- Exercise goal
Copy all the entries word for word, but omit the pictures.
☆ ☆ ☆ ☆ ☆
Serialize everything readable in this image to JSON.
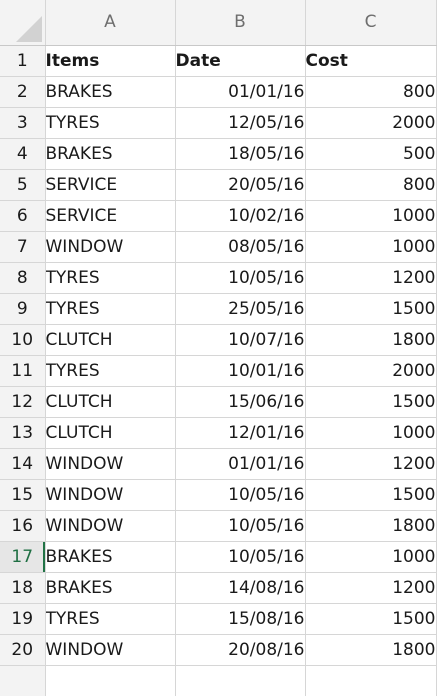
{
  "columns": {
    "headers": [
      "A",
      "B",
      "C"
    ]
  },
  "header_row": {
    "row_number": "1",
    "cells": [
      "Items",
      "Date",
      "Cost"
    ]
  },
  "active_row": "17",
  "rows": [
    {
      "row_number": "2",
      "items": "BRAKES",
      "date": "01/01/16",
      "cost": "800"
    },
    {
      "row_number": "3",
      "items": "TYRES",
      "date": "12/05/16",
      "cost": "2000"
    },
    {
      "row_number": "4",
      "items": "BRAKES",
      "date": "18/05/16",
      "cost": "500"
    },
    {
      "row_number": "5",
      "items": "SERVICE",
      "date": "20/05/16",
      "cost": "800"
    },
    {
      "row_number": "6",
      "items": "SERVICE",
      "date": "10/02/16",
      "cost": "1000"
    },
    {
      "row_number": "7",
      "items": "WINDOW",
      "date": "08/05/16",
      "cost": "1000"
    },
    {
      "row_number": "8",
      "items": "TYRES",
      "date": "10/05/16",
      "cost": "1200"
    },
    {
      "row_number": "9",
      "items": "TYRES",
      "date": "25/05/16",
      "cost": "1500"
    },
    {
      "row_number": "10",
      "items": "CLUTCH",
      "date": "10/07/16",
      "cost": "1800"
    },
    {
      "row_number": "11",
      "items": "TYRES",
      "date": "10/01/16",
      "cost": "2000"
    },
    {
      "row_number": "12",
      "items": "CLUTCH",
      "date": "15/06/16",
      "cost": "1500"
    },
    {
      "row_number": "13",
      "items": "CLUTCH",
      "date": "12/01/16",
      "cost": "1000"
    },
    {
      "row_number": "14",
      "items": "WINDOW",
      "date": "01/01/16",
      "cost": "1200"
    },
    {
      "row_number": "15",
      "items": "WINDOW",
      "date": "10/05/16",
      "cost": "1500"
    },
    {
      "row_number": "16",
      "items": "WINDOW",
      "date": "10/05/16",
      "cost": "1800"
    },
    {
      "row_number": "17",
      "items": "BRAKES",
      "date": "10/05/16",
      "cost": "1000"
    },
    {
      "row_number": "18",
      "items": "BRAKES",
      "date": "14/08/16",
      "cost": "1200"
    },
    {
      "row_number": "19",
      "items": "TYRES",
      "date": "15/08/16",
      "cost": "1500"
    },
    {
      "row_number": "20",
      "items": "WINDOW",
      "date": "20/08/16",
      "cost": "1800"
    },
    {
      "row_number": "",
      "items": "",
      "date": "",
      "cost": ""
    }
  ],
  "colors": {
    "header_bg": "#f3f3f3",
    "gridline": "#d6d6d6",
    "active_row_accent": "#217346"
  }
}
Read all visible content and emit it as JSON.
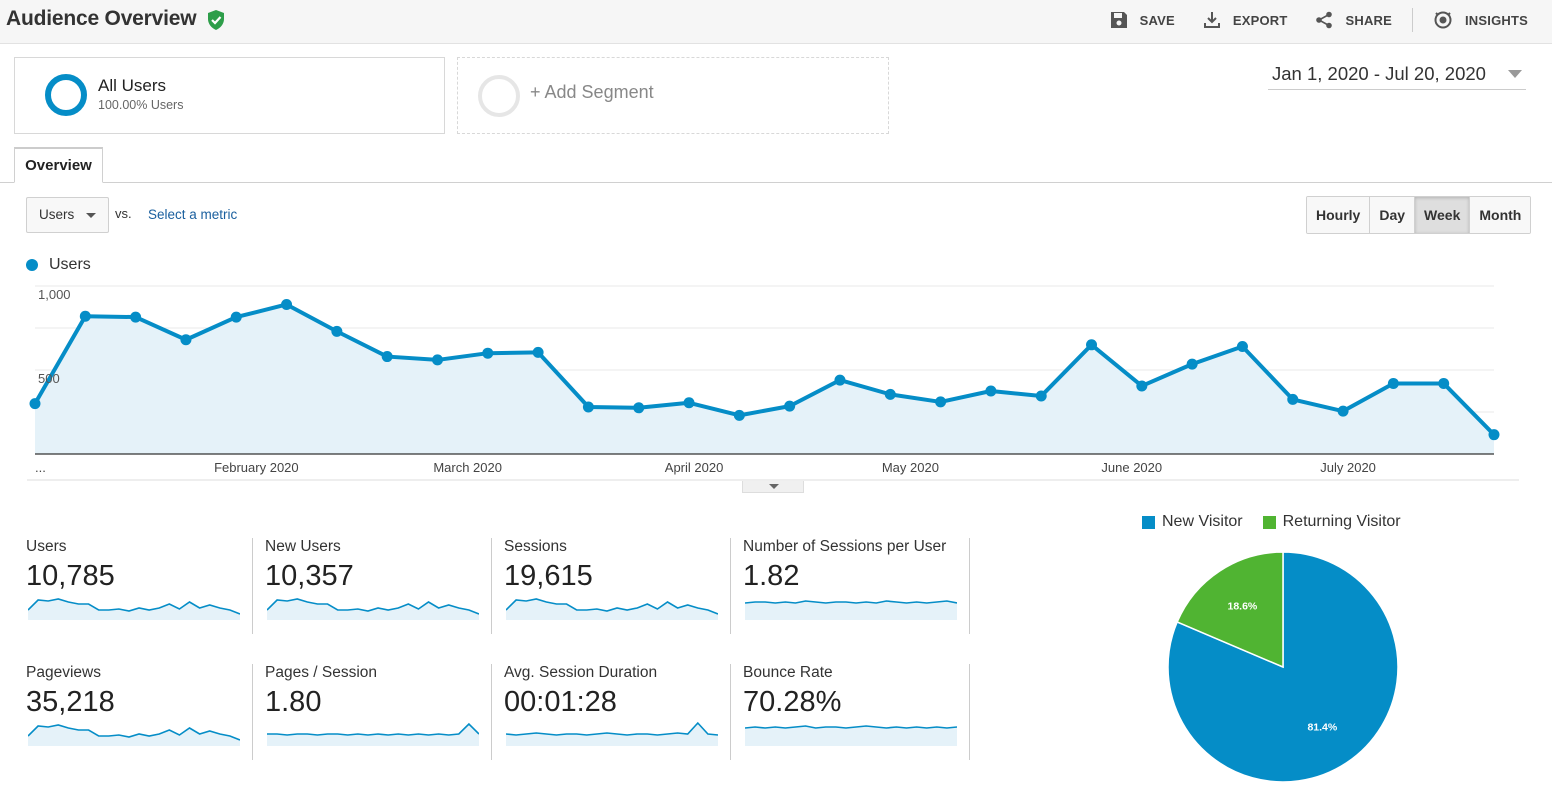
{
  "header": {
    "title": "Audience Overview",
    "actions": {
      "save": "SAVE",
      "export": "EXPORT",
      "share": "SHARE",
      "insights": "INSIGHTS"
    }
  },
  "segments": {
    "all_users": {
      "name": "All Users",
      "sub": "100.00% Users"
    },
    "add_segment": "+ Add Segment"
  },
  "date_range": "Jan 1, 2020 - Jul 20, 2020",
  "tabs": {
    "overview": "Overview"
  },
  "metric_selector": {
    "selected": "Users",
    "vs": "vs.",
    "select_metric": "Select a metric"
  },
  "granularity": {
    "hourly": "Hourly",
    "day": "Day",
    "week": "Week",
    "month": "Month",
    "active": "Week"
  },
  "colors": {
    "primary": "#058dc7",
    "secondary": "#50b432",
    "area_fill": "#e5f2f9"
  },
  "chart_data": [
    {
      "type": "area",
      "legend": "Users",
      "series": [
        {
          "name": "Users",
          "values": [
            300,
            820,
            815,
            680,
            815,
            890,
            730,
            580,
            560,
            600,
            605,
            280,
            275,
            305,
            230,
            285,
            440,
            355,
            310,
            375,
            345,
            650,
            405,
            535,
            640,
            325,
            255,
            420,
            420,
            115
          ]
        }
      ],
      "y_ticks": [
        {
          "value": 1000,
          "label": "1,000"
        },
        {
          "value": 500,
          "label": "500"
        }
      ],
      "ylim": [
        0,
        1000
      ],
      "x_labels": [
        {
          "index": 0,
          "label": "..."
        },
        {
          "index": 4.4,
          "label": "February 2020"
        },
        {
          "index": 8.6,
          "label": "March 2020"
        },
        {
          "index": 13.1,
          "label": "April 2020"
        },
        {
          "index": 17.4,
          "label": "May 2020"
        },
        {
          "index": 21.8,
          "label": "June 2020"
        },
        {
          "index": 26.1,
          "label": "July 2020"
        }
      ],
      "grid": true
    },
    {
      "type": "pie",
      "legend": [
        "New Visitor",
        "Returning Visitor"
      ],
      "slices": [
        {
          "name": "New Visitor",
          "value": 81.4,
          "label": "81.4%",
          "color": "#058dc7"
        },
        {
          "name": "Returning Visitor",
          "value": 18.6,
          "label": "18.6%",
          "color": "#50b432"
        }
      ]
    }
  ],
  "scorecards": [
    {
      "label": "Users",
      "value": "10,785",
      "spark": [
        8,
        18,
        17,
        19,
        16,
        14,
        14,
        8,
        8,
        9,
        7,
        10,
        8,
        10,
        14,
        9,
        16,
        10,
        13,
        10,
        8,
        4
      ]
    },
    {
      "label": "New Users",
      "value": "10,357",
      "spark": [
        8,
        18,
        17,
        19,
        16,
        14,
        14,
        8,
        8,
        9,
        7,
        10,
        8,
        10,
        14,
        9,
        16,
        10,
        13,
        10,
        8,
        4
      ]
    },
    {
      "label": "Sessions",
      "value": "19,615",
      "spark": [
        8,
        18,
        17,
        19,
        16,
        14,
        14,
        8,
        8,
        9,
        7,
        10,
        8,
        10,
        14,
        9,
        16,
        10,
        13,
        10,
        8,
        4
      ]
    },
    {
      "label": "Number of Sessions per User",
      "value": "1.82",
      "spark": [
        15,
        16,
        16,
        15,
        16,
        15,
        17,
        16,
        15,
        16,
        16,
        15,
        16,
        15,
        17,
        16,
        15,
        16,
        15,
        16,
        17,
        15
      ]
    },
    {
      "label": "Pageviews",
      "value": "35,218",
      "spark": [
        8,
        18,
        17,
        19,
        16,
        14,
        14,
        8,
        8,
        9,
        7,
        10,
        8,
        10,
        14,
        9,
        16,
        10,
        13,
        10,
        8,
        4
      ]
    },
    {
      "label": "Pages / Session",
      "value": "1.80",
      "spark": [
        10,
        10,
        9,
        10,
        10,
        9,
        10,
        10,
        9,
        10,
        9,
        10,
        9,
        10,
        9,
        10,
        9,
        10,
        9,
        10,
        20,
        10
      ]
    },
    {
      "label": "Avg. Session Duration",
      "value": "00:01:28",
      "spark": [
        10,
        9,
        10,
        11,
        10,
        9,
        10,
        10,
        9,
        10,
        11,
        10,
        9,
        10,
        10,
        9,
        10,
        11,
        10,
        21,
        10,
        9
      ]
    },
    {
      "label": "Bounce Rate",
      "value": "70.28%",
      "spark": [
        16,
        17,
        16,
        17,
        16,
        17,
        18,
        16,
        17,
        17,
        16,
        17,
        18,
        17,
        16,
        17,
        16,
        17,
        16,
        17,
        16,
        17
      ]
    }
  ]
}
☆ ☆ ☆ ☆ ☆
- The completed task
Serialize everything readable in this image to JSON.
{
  "columns": {
    "headers": [
      "A",
      "B",
      "C"
    ]
  },
  "header_row": {
    "row_number": "1",
    "cells": [
      "Items",
      "Date",
      "Cost"
    ]
  },
  "active_row": "17",
  "rows": [
    {
      "row_number": "2",
      "items": "BRAKES",
      "date": "01/01/16",
      "cost": "800"
    },
    {
      "row_number": "3",
      "items": "TYRES",
      "date": "12/05/16",
      "cost": "2000"
    },
    {
      "row_number": "4",
      "items": "BRAKES",
      "date": "18/05/16",
      "cost": "500"
    },
    {
      "row_number": "5",
      "items": "SERVICE",
      "date": "20/05/16",
      "cost": "800"
    },
    {
      "row_number": "6",
      "items": "SERVICE",
      "date": "10/02/16",
      "cost": "1000"
    },
    {
      "row_number": "7",
      "items": "WINDOW",
      "date": "08/05/16",
      "cost": "1000"
    },
    {
      "row_number": "8",
      "items": "TYRES",
      "date": "10/05/16",
      "cost": "1200"
    },
    {
      "row_number": "9",
      "items": "TYRES",
      "date": "25/05/16",
      "cost": "1500"
    },
    {
      "row_number": "10",
      "items": "CLUTCH",
      "date": "10/07/16",
      "cost": "1800"
    },
    {
      "row_number": "11",
      "items": "TYRES",
      "date": "10/01/16",
      "cost": "2000"
    },
    {
      "row_number": "12",
      "items": "CLUTCH",
      "date": "15/06/16",
      "cost": "1500"
    },
    {
      "row_number": "13",
      "items": "CLUTCH",
      "date": "12/01/16",
      "cost": "1000"
    },
    {
      "row_number": "14",
      "items": "WINDOW",
      "date": "01/01/16",
      "cost": "1200"
    },
    {
      "row_number": "15",
      "items": "WINDOW",
      "date": "10/05/16",
      "cost": "1500"
    },
    {
      "row_number": "16",
      "items": "WINDOW",
      "date": "10/05/16",
      "cost": "1800"
    },
    {
      "row_number": "17",
      "items": "BRAKES",
      "date": "10/05/16",
      "cost": "1000"
    },
    {
      "row_number": "18",
      "items": "BRAKES",
      "date": "14/08/16",
      "cost": "1200"
    },
    {
      "row_number": "19",
      "items": "TYRES",
      "date": "15/08/16",
      "cost": "1500"
    },
    {
      "row_number": "20",
      "items": "WINDOW",
      "date": "20/08/16",
      "cost": "1800"
    },
    {
      "row_number": "",
      "items": "",
      "date": "",
      "cost": ""
    }
  ],
  "colors": {
    "header_bg": "#f3f3f3",
    "gridline": "#d6d6d6",
    "active_row_accent": "#217346"
  }
}
Read all visible content and emit it as JSON.
{
  "header": {
    "title": "Audience Overview",
    "actions": {
      "save": "SAVE",
      "export": "EXPORT",
      "share": "SHARE",
      "insights": "INSIGHTS"
    }
  },
  "segments": {
    "all_users": {
      "name": "All Users",
      "sub": "100.00% Users"
    },
    "add_segment": "+ Add Segment"
  },
  "date_range": "Jan 1, 2020 - Jul 20, 2020",
  "tabs": {
    "overview": "Overview"
  },
  "metric_selector": {
    "selected": "Users",
    "vs": "vs.",
    "select_metric": "Select a metric"
  },
  "granularity": {
    "hourly": "Hourly",
    "day": "Day",
    "week": "Week",
    "month": "Month",
    "active": "Week"
  },
  "colors": {
    "primary": "#058dc7",
    "secondary": "#50b432",
    "area_fill": "#e5f2f9"
  },
  "chart_data": [
    {
      "type": "area",
      "legend": "Users",
      "series": [
        {
          "name": "Users",
          "values": [
            300,
            820,
            815,
            680,
            815,
            890,
            730,
            580,
            560,
            600,
            605,
            280,
            275,
            305,
            230,
            285,
            440,
            355,
            310,
            375,
            345,
            650,
            405,
            535,
            640,
            325,
            255,
            420,
            420,
            115
          ]
        }
      ],
      "y_ticks": [
        {
          "value": 1000,
          "label": "1,000"
        },
        {
          "value": 500,
          "label": "500"
        }
      ],
      "ylim": [
        0,
        1000
      ],
      "x_labels": [
        {
          "index": 0,
          "label": "..."
        },
        {
          "index": 4.4,
          "label": "February 2020"
        },
        {
          "index": 8.6,
          "label": "March 2020"
        },
        {
          "index": 13.1,
          "label": "April 2020"
        },
        {
          "index": 17.4,
          "label": "May 2020"
        },
        {
          "index": 21.8,
          "label": "June 2020"
        },
        {
          "index": 26.1,
          "label": "July 2020"
        }
      ],
      "grid": true
    },
    {
      "type": "pie",
      "legend": [
        "New Visitor",
        "Returning Visitor"
      ],
      "slices": [
        {
          "name": "New Visitor",
          "value": 81.4,
          "label": "81.4%",
          "color": "#058dc7"
        },
        {
          "name": "Returning Visitor",
          "value": 18.6,
          "label": "18.6%",
          "color": "#50b432"
        }
      ]
    }
  ],
  "scorecards": [
    {
      "label": "Users",
      "value": "10,785",
      "spark": [
        8,
        18,
        17,
        19,
        16,
        14,
        14,
        8,
        8,
        9,
        7,
        10,
        8,
        10,
        14,
        9,
        16,
        10,
        13,
        10,
        8,
        4
      ]
    },
    {
      "label": "New Users",
      "value": "10,357",
      "spark": [
        8,
        18,
        17,
        19,
        16,
        14,
        14,
        8,
        8,
        9,
        7,
        10,
        8,
        10,
        14,
        9,
        16,
        10,
        13,
        10,
        8,
        4
      ]
    },
    {
      "label": "Sessions",
      "value": "19,615",
      "spark": [
        8,
        18,
        17,
        19,
        16,
        14,
        14,
        8,
        8,
        9,
        7,
        10,
        8,
        10,
        14,
        9,
        16,
        10,
        13,
        10,
        8,
        4
      ]
    },
    {
      "label": "Number of Sessions per User",
      "value": "1.82",
      "spark": [
        15,
        16,
        16,
        15,
        16,
        15,
        17,
        16,
        15,
        16,
        16,
        15,
        16,
        15,
        17,
        16,
        15,
        16,
        15,
        16,
        17,
        15
      ]
    },
    {
      "label": "Pageviews",
      "value": "35,218",
      "spark": [
        8,
        18,
        17,
        19,
        16,
        14,
        14,
        8,
        8,
        9,
        7,
        10,
        8,
        10,
        14,
        9,
        16,
        10,
        13,
        10,
        8,
        4
      ]
    },
    {
      "label": "Pages / Session",
      "value": "1.80",
      "spark": [
        10,
        10,
        9,
        10,
        10,
        9,
        10,
        10,
        9,
        10,
        9,
        10,
        9,
        10,
        9,
        10,
        9,
        10,
        9,
        10,
        20,
        10
      ]
    },
    {
      "label": "Avg. Session Duration",
      "value": "00:01:28",
      "spark": [
        10,
        9,
        10,
        11,
        10,
        9,
        10,
        10,
        9,
        10,
        11,
        10,
        9,
        10,
        10,
        9,
        10,
        11,
        10,
        21,
        10,
        9
      ]
    },
    {
      "label": "Bounce Rate",
      "value": "70.28%",
      "spark": [
        16,
        17,
        16,
        17,
        16,
        17,
        18,
        16,
        17,
        17,
        16,
        17,
        18,
        17,
        16,
        17,
        16,
        17,
        16,
        17,
        16,
        17
      ]
    }
  ]
}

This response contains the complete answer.